#### Exercise:
In the forum thread below, what event did the guy invite the poster to on Saturday?

# Yes, yet another question from me...How do I know....?



## Shauna The Dead (Jun 16, 2005)

Well I'm meeting another guy tomorrow but I'm not sure if he likes me in a more-than-friends sort of way or not... :afr And I don't wanna do anything wrong if he doesn't like me like that, but I don't want to seem not interested if he is interested, because I do like him...though he's a bit young(he's just turning 18 this weekend), but I dont think that really matters.
How can I find out without actually asking? He hasn't really showed that he likes me like that but I dont know... he did ask me to go camping with him & his friends tomorrow night(I turned him down this time though--trying to sleep around 15 strangers, especially outside(well in a tent/same difference)=bad anxiety but told him I might go later on after I'd actually met him & some of his friends). And I mentioned something about maybe waiting to meet cause he's gonna be kinda busy tomorrow due to his birthday & stuff, but he said he would actually rather meet me than go camping. And he has been calling me alot lately, and we've talked online alot lately... he's tried more than anyone else, to help me win that top myspace model thing--even posted the link on his page. Not many people do that for me. And then he asked me to go to some concert with local bands playing Saturday.
But I dunno. :stu


----------



## ebolarama (Nov 13, 2006)

-


----------



## Shauna The Dead (Jun 16, 2005)

Thanks for the reply...I'm not too good with figuring guys out, they confuse me so much. But in some cases guys do only wanna be friends with a girl(like my ex who was always saying I was "beautiful" and stuff but yet still said he saw me as "more of a friend") even if he is attracted to her...well or maybe that's only when he gets to know her & sees that he doesnt like her personality...I dont know, I'm just confusing myself even more.

[Element and region data]
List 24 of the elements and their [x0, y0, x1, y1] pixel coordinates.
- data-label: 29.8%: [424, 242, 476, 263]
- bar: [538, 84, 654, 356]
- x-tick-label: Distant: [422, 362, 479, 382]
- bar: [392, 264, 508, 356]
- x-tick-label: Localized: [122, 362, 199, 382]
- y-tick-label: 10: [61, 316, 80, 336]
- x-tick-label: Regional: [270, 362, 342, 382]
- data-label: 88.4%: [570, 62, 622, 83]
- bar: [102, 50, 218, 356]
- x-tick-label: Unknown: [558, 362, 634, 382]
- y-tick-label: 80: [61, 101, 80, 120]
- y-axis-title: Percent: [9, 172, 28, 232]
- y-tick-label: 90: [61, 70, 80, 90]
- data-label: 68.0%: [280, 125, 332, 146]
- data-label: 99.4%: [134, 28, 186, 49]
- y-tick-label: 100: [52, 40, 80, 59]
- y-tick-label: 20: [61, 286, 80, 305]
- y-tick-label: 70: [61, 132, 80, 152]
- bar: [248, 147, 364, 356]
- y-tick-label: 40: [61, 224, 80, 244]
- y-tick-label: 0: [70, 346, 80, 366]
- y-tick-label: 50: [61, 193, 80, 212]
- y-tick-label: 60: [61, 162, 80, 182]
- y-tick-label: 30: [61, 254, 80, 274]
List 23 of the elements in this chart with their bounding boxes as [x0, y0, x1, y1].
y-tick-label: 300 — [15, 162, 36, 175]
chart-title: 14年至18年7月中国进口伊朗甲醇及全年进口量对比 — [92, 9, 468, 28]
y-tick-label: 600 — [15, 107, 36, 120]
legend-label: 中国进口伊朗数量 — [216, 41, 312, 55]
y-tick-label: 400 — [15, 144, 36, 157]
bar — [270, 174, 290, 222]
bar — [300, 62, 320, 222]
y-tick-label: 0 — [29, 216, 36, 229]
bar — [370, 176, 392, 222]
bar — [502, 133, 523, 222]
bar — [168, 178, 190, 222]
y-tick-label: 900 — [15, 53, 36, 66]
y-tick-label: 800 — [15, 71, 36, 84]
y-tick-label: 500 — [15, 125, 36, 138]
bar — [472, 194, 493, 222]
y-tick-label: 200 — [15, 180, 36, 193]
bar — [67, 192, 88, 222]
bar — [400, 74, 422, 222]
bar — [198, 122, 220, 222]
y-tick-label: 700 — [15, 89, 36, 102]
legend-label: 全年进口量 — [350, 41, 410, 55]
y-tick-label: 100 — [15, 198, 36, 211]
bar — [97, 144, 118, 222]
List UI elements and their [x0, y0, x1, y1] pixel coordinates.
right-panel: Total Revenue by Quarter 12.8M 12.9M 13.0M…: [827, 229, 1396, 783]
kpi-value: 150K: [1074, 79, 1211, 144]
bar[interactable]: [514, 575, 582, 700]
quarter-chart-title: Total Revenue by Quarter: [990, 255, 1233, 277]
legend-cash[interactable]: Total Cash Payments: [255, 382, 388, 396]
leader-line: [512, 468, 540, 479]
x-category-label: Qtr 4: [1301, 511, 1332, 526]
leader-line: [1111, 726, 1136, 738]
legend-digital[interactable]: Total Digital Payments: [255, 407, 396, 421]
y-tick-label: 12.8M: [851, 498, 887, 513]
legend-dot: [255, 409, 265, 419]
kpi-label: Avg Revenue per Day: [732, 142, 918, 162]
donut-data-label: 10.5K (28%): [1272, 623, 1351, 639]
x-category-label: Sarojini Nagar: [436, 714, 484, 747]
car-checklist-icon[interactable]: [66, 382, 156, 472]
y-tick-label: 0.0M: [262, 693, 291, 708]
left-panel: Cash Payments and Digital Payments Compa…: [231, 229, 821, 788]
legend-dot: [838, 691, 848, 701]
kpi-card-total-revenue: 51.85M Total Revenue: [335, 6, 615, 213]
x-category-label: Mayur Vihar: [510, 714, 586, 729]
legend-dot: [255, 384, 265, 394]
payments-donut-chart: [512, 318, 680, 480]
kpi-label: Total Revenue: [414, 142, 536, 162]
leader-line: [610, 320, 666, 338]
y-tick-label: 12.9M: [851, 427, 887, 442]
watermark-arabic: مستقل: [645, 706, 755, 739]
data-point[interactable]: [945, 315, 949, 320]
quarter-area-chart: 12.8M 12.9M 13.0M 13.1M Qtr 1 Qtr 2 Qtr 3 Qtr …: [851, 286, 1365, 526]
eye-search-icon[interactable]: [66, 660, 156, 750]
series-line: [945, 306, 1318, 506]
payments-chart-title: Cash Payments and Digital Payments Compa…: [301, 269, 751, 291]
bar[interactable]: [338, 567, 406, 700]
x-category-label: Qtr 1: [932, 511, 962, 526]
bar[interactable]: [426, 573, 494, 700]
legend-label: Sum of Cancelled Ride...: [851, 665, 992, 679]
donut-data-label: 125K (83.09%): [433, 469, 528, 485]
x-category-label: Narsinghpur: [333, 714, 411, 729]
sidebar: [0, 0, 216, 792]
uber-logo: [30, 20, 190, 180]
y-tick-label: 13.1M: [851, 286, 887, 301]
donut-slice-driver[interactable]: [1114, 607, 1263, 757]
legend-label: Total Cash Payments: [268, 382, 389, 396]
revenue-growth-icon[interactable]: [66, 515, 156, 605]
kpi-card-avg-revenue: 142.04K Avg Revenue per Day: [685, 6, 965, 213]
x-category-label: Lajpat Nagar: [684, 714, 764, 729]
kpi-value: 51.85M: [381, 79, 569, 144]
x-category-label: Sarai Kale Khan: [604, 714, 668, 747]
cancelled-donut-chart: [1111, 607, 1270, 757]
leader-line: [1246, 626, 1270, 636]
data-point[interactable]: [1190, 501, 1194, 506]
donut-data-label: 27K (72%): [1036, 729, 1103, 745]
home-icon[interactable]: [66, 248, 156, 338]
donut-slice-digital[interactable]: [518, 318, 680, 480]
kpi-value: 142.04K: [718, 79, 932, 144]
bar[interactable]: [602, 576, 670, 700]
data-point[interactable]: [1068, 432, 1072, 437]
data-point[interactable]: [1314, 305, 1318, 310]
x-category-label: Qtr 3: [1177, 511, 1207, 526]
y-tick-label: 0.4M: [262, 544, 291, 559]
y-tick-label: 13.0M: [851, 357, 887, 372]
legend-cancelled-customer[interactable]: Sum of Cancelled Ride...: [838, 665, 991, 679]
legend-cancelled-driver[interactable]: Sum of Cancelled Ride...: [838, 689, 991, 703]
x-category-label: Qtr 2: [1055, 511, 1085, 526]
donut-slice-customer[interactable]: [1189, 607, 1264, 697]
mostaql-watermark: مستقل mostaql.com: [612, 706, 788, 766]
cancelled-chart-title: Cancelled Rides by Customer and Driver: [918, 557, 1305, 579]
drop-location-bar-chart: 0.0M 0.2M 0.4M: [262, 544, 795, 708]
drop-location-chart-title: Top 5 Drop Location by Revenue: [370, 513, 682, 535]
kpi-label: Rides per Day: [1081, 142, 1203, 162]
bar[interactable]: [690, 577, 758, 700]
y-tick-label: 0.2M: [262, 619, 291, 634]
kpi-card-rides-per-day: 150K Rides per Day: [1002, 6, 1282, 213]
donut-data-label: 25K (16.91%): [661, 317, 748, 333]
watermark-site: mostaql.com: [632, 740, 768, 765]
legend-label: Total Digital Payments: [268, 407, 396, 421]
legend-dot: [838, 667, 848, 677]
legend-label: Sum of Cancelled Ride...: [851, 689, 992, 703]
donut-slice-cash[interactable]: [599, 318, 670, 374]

#### Result of the task:
A concert with local bands playing.